**SHORT TASK:**
Among the lines of this listing, determine how many contain the string "Entrate". Answer with the number only.

Data tied to figure images:
────────────────

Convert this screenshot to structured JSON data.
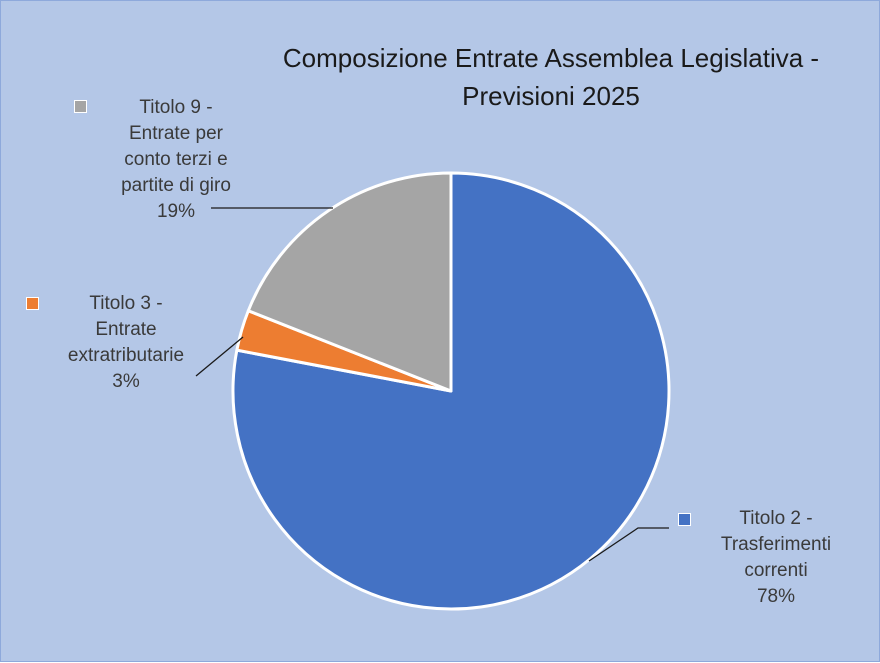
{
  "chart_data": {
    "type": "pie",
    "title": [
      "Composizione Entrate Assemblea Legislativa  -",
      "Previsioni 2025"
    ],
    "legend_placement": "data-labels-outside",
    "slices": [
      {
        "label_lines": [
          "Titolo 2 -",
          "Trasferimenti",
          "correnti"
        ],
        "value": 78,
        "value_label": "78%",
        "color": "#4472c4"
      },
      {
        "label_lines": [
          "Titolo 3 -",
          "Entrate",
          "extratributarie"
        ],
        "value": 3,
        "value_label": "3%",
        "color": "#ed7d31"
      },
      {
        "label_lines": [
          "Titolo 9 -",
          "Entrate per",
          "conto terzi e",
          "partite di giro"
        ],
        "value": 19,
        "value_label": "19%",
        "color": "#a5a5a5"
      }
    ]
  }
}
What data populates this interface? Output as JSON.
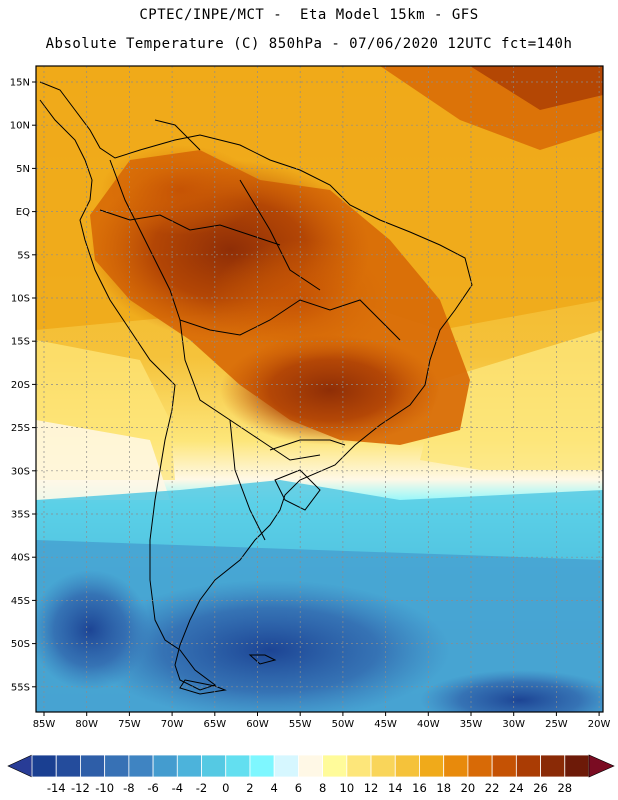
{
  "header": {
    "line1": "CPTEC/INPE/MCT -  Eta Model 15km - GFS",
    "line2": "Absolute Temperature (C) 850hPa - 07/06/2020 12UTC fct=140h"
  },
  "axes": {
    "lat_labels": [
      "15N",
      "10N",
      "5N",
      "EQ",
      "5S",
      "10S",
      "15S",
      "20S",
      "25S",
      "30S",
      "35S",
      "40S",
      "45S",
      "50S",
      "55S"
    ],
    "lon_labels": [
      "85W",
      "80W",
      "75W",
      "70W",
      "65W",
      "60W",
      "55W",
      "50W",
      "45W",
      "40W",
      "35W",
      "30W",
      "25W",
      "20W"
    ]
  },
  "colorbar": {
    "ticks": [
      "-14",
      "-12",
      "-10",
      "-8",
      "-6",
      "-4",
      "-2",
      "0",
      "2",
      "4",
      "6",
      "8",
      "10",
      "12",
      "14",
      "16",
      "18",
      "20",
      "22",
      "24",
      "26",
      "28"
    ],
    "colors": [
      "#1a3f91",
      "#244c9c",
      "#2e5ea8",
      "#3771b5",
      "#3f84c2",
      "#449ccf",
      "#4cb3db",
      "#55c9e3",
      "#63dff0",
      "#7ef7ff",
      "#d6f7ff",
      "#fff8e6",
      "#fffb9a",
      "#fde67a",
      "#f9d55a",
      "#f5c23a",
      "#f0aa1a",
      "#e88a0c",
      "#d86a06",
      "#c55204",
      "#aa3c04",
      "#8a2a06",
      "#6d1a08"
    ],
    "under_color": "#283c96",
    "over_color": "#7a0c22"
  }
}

────────────────

**ANSWER FOR THIS EXERCISE:**
3